**WHAT IS ASKED:** Put the lines below into a numbered list, leaving out any blank lines.
━━━━━━━━━━━━━━━━
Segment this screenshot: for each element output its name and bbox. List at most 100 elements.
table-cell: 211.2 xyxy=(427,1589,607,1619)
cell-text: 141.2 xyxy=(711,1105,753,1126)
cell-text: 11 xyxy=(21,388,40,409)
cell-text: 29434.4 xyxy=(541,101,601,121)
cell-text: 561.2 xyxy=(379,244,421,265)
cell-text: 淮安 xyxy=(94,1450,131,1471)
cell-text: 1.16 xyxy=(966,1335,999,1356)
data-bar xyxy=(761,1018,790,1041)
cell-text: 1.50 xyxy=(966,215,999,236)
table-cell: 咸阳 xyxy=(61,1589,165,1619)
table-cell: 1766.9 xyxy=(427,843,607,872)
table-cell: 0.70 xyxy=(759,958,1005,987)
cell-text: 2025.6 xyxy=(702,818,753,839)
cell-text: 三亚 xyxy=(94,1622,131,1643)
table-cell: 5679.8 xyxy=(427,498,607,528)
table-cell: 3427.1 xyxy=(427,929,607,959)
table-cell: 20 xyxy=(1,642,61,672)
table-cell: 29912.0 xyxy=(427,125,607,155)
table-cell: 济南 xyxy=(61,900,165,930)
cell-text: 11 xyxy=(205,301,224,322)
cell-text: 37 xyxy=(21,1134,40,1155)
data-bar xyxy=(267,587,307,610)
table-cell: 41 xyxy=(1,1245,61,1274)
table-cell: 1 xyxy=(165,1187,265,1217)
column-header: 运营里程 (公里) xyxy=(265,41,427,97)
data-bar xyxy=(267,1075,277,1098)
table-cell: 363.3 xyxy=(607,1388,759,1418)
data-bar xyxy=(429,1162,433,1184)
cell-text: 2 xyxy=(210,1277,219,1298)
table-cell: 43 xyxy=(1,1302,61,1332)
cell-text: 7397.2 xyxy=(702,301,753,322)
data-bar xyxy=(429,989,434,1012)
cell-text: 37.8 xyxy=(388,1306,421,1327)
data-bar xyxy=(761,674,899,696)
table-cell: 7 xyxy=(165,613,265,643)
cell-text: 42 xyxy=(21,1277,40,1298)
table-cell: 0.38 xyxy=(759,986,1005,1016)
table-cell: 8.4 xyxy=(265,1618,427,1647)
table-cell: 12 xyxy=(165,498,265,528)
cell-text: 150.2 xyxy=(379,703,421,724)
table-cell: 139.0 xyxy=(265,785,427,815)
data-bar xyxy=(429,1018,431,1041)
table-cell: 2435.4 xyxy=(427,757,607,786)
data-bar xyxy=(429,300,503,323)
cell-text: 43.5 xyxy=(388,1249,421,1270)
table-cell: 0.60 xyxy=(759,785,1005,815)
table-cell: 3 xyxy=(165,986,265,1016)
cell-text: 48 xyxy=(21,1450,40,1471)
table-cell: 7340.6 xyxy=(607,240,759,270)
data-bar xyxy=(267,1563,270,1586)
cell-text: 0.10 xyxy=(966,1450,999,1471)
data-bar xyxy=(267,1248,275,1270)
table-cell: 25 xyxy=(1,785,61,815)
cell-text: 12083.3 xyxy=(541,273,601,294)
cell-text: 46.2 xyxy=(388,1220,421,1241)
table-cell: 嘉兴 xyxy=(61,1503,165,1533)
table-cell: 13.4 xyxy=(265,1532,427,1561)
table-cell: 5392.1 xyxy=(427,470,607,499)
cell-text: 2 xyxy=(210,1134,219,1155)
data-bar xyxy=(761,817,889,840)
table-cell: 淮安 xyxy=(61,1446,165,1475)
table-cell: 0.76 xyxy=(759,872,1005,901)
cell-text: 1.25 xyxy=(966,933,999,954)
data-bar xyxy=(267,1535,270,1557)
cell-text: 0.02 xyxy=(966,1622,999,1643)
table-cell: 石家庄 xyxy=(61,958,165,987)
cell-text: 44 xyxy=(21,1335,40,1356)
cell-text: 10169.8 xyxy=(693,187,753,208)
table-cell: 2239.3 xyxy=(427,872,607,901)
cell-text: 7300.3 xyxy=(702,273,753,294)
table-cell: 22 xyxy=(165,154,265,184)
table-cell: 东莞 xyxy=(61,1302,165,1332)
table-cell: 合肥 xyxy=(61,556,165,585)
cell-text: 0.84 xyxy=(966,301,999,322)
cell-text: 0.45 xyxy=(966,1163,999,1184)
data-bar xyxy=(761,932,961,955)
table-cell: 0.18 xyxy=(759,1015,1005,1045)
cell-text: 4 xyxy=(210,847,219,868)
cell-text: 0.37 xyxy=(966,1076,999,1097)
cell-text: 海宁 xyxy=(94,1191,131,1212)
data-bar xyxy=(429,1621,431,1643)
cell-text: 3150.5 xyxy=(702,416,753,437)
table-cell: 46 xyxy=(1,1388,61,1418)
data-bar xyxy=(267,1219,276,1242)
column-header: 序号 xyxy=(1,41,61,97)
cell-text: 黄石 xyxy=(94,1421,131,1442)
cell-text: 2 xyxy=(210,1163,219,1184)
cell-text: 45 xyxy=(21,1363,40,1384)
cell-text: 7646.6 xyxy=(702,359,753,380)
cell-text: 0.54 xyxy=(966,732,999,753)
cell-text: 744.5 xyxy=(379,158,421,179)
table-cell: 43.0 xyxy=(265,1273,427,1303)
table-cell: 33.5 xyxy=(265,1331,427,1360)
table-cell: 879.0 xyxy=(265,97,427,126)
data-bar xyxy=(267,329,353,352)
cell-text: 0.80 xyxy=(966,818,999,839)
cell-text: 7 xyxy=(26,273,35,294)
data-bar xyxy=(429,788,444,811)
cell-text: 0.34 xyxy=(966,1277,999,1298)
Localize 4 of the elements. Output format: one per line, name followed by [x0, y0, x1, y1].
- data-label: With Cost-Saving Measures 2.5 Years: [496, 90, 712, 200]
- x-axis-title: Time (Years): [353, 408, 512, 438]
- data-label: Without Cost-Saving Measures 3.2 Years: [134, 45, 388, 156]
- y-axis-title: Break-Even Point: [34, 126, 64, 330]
━━━━━━━━━━━━━━━━
**THE SOLUTION:**
1. Segment this screenshot: for each element output its name and bbox. List at most 100 elements.
2. table-cell: 211.2 xyxy=(427,1589,607,1619)
3. cell-text: 141.2 xyxy=(711,1105,753,1126)
4. cell-text: 11 xyxy=(21,388,40,409)
5. cell-text: 29434.4 xyxy=(541,101,601,121)
6. cell-text: 561.2 xyxy=(379,244,421,265)
7. cell-text: 淮安 xyxy=(94,1450,131,1471)
8. cell-text: 1.16 xyxy=(966,1335,999,1356)
9. data-bar xyxy=(761,1018,790,1041)
10. cell-text: 1.50 xyxy=(966,215,999,236)
11. table-cell: 咸阳 xyxy=(61,1589,165,1619)
12. table-cell: 1766.9 xyxy=(427,843,607,872)
13. table-cell: 0.70 xyxy=(759,958,1005,987)
14. cell-text: 2025.6 xyxy=(702,818,753,839)
15. cell-text: 三亚 xyxy=(94,1622,131,1643)
16. table-cell: 5679.8 xyxy=(427,498,607,528)
17. table-cell: 3427.1 xyxy=(427,929,607,959)
18. table-cell: 20 xyxy=(1,642,61,672)
19. table-cell: 29912.0 xyxy=(427,125,607,155)
20. table-cell: 济南 xyxy=(61,900,165,930)
21. cell-text: 11 xyxy=(205,301,224,322)
22. cell-text: 37 xyxy=(21,1134,40,1155)
23. data-bar xyxy=(267,587,307,610)
24. table-cell: 41 xyxy=(1,1245,61,1274)
25. table-cell: 1 xyxy=(165,1187,265,1217)
26. column-header: 运营里程 (公里) xyxy=(265,41,427,97)
27. data-bar xyxy=(267,1075,277,1098)
28. table-cell: 363.3 xyxy=(607,1388,759,1418)
29. data-bar xyxy=(429,1162,433,1184)
30. cell-text: 2 xyxy=(210,1277,219,1298)
31. table-cell: 43 xyxy=(1,1302,61,1332)
32. cell-text: 7397.2 xyxy=(702,301,753,322)
33. data-bar xyxy=(429,989,434,1012)
34. cell-text: 37.8 xyxy=(388,1306,421,1327)
35. data-bar xyxy=(761,674,899,696)
36. table-cell: 7 xyxy=(165,613,265,643)
37. cell-text: 42 xyxy=(21,1277,40,1298)
38. table-cell: 0.38 xyxy=(759,986,1005,1016)
39. table-cell: 8.4 xyxy=(265,1618,427,1647)
40. table-cell: 12 xyxy=(165,498,265,528)
41. cell-text: 150.2 xyxy=(379,703,421,724)
42. table-cell: 139.0 xyxy=(265,785,427,815)
43. data-bar xyxy=(429,1018,431,1041)
44. table-cell: 2435.4 xyxy=(427,757,607,786)
45. data-bar xyxy=(429,300,503,323)
46. cell-text: 43.5 xyxy=(388,1249,421,1270)
47. table-cell: 0.60 xyxy=(759,785,1005,815)
48. table-cell: 3 xyxy=(165,986,265,1016)
49. cell-text: 48 xyxy=(21,1450,40,1471)
50. table-cell: 7340.6 xyxy=(607,240,759,270)
51. data-bar xyxy=(267,1563,270,1586)
52. cell-text: 0.10 xyxy=(966,1450,999,1471)
53. data-bar xyxy=(267,1248,275,1270)
54. table-cell: 25 xyxy=(1,785,61,815)
55. cell-text: 12083.3 xyxy=(541,273,601,294)
56. cell-text: 46.2 xyxy=(388,1220,421,1241)
57. table-cell: 嘉兴 xyxy=(61,1503,165,1533)
58. table-cell: 13.4 xyxy=(265,1532,427,1561)
59. table-cell: 5392.1 xyxy=(427,470,607,499)
60. cell-text: 2 xyxy=(210,1134,219,1155)
61. data-bar xyxy=(761,817,889,840)
62. table-cell: 淮安 xyxy=(61,1446,165,1475)
63. table-cell: 0.76 xyxy=(759,872,1005,901)
64. cell-text: 1.25 xyxy=(966,933,999,954)
65. data-bar xyxy=(267,1535,270,1557)
66. cell-text: 0.02 xyxy=(966,1622,999,1643)
67. table-cell: 石家庄 xyxy=(61,958,165,987)
68. cell-text: 44 xyxy=(21,1335,40,1356)
69. cell-text: 10169.8 xyxy=(693,187,753,208)
70. table-cell: 2239.3 xyxy=(427,872,607,901)
71. cell-text: 7300.3 xyxy=(702,273,753,294)
72. table-cell: 22 xyxy=(165,154,265,184)
73. table-cell: 东莞 xyxy=(61,1302,165,1332)
74. table-cell: 合肥 xyxy=(61,556,165,585)
75. cell-text: 0.84 xyxy=(966,301,999,322)
76. cell-text: 0.45 xyxy=(966,1163,999,1184)
77. data-bar xyxy=(761,932,961,955)
78. table-cell: 0.18 xyxy=(759,1015,1005,1045)
79. cell-text: 4 xyxy=(210,847,219,868)
80. cell-text: 0.37 xyxy=(966,1076,999,1097)
81. cell-text: 海宁 xyxy=(94,1191,131,1212)
82. data-bar xyxy=(429,1621,431,1643)
83. cell-text: 3150.5 xyxy=(702,416,753,437)
84. table-cell: 46 xyxy=(1,1388,61,1418)
85. data-bar xyxy=(267,1219,276,1242)
86. column-header: 序号 xyxy=(1,41,61,97)
87. cell-text: 黄石 xyxy=(94,1421,131,1442)
88. cell-text: 2 xyxy=(210,1163,219,1184)
89. cell-text: 45 xyxy=(21,1363,40,1384)
90. cell-text: 7646.6 xyxy=(702,359,753,380)
91. cell-text: 0.54 xyxy=(966,732,999,753)
92. cell-text: 744.5 xyxy=(379,158,421,179)
93. table-cell: 43.0 xyxy=(265,1273,427,1303)
94. table-cell: 33.5 xyxy=(265,1331,427,1360)
95. table-cell: 879.0 xyxy=(265,97,427,126)
96. data-bar xyxy=(267,329,353,352)
97. cell-text: 0.80 xyxy=(966,818,999,839)
98. cell-text: 7 xyxy=(26,273,35,294)
99. data-bar xyxy=(429,788,444,811)
100. cell-text: 0.34 xyxy=(966,1277,999,1298)
101. Localize 4 of the elements. Output format: one per line, name followed by [x0, y0, x1, y1].
102. - data-label: With Cost-Saving Measures 2.5 Years: [496, 90, 712, 200]
103. - x-axis-title: Time (Years): [353, 408, 512, 438]
104. - data-label: Without Cost-Saving Measures 3.2 Years: [134, 45, 388, 156]
105. - y-axis-title: Break-Even Point: [34, 126, 64, 330]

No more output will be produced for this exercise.